| Instructions for the task |
Repeat only the lines from the one holding "Output the text content of this document." down to the last line of the listing below, including both of those lines.

** START OF Records provided **

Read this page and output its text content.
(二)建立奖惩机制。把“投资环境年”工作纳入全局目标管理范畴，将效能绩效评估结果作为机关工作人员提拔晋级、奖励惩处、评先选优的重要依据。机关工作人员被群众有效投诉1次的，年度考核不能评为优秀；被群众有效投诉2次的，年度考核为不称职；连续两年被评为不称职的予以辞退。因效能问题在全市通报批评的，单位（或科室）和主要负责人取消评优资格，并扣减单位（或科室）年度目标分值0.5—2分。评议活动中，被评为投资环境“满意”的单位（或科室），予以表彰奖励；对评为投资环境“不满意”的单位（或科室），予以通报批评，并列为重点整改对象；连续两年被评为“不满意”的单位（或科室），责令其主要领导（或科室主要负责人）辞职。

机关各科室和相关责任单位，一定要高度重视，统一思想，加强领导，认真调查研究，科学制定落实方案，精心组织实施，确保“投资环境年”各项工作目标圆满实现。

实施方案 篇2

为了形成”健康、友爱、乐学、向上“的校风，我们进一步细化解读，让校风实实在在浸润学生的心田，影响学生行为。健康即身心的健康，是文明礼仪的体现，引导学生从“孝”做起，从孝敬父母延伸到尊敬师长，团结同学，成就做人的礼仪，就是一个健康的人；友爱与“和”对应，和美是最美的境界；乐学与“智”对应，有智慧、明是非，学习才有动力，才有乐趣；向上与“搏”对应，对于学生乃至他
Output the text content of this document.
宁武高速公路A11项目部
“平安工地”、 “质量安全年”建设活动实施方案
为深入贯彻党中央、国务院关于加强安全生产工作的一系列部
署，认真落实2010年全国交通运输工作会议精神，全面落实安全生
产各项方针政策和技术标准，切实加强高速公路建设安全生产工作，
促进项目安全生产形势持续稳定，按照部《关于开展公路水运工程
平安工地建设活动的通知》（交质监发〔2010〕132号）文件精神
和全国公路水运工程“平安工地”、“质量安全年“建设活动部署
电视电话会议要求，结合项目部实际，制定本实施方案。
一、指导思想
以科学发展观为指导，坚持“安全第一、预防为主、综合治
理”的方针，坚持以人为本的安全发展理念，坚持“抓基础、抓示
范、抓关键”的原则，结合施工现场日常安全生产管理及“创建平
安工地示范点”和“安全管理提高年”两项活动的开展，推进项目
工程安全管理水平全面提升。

** END OF Records provided **

| Response |
Output the text content of this document.
宁武高速公路A11项目部
“平安工地”、 “质量安全年”建设活动实施方案
为深入贯彻党中央、国务院关于加强安全生产工作的一系列部
署，认真落实2010年全国交通运输工作会议精神，全面落实安全生
产各项方针政策和技术标准，切实加强高速公路建设安全生产工作，
促进项目安全生产形势持续稳定，按照部《关于开展公路水运工程
平安工地建设活动的通知》（交质监发〔2010〕132号）文件精神
和全国公路水运工程“平安工地”、“质量安全年“建设活动部署
电视电话会议要求，结合项目部实际，制定本实施方案。
一、指导思想
以科学发展观为指导，坚持“安全第一、预防为主、综合治
理”的方针，坚持以人为本的安全发展理念，坚持“抓基础、抓示
范、抓关键”的原则，结合施工现场日常安全生产管理及“创建平
安工地示范点”和“安全管理提高年”两项活动的开展，推进项目
工程安全管理水平全面提升。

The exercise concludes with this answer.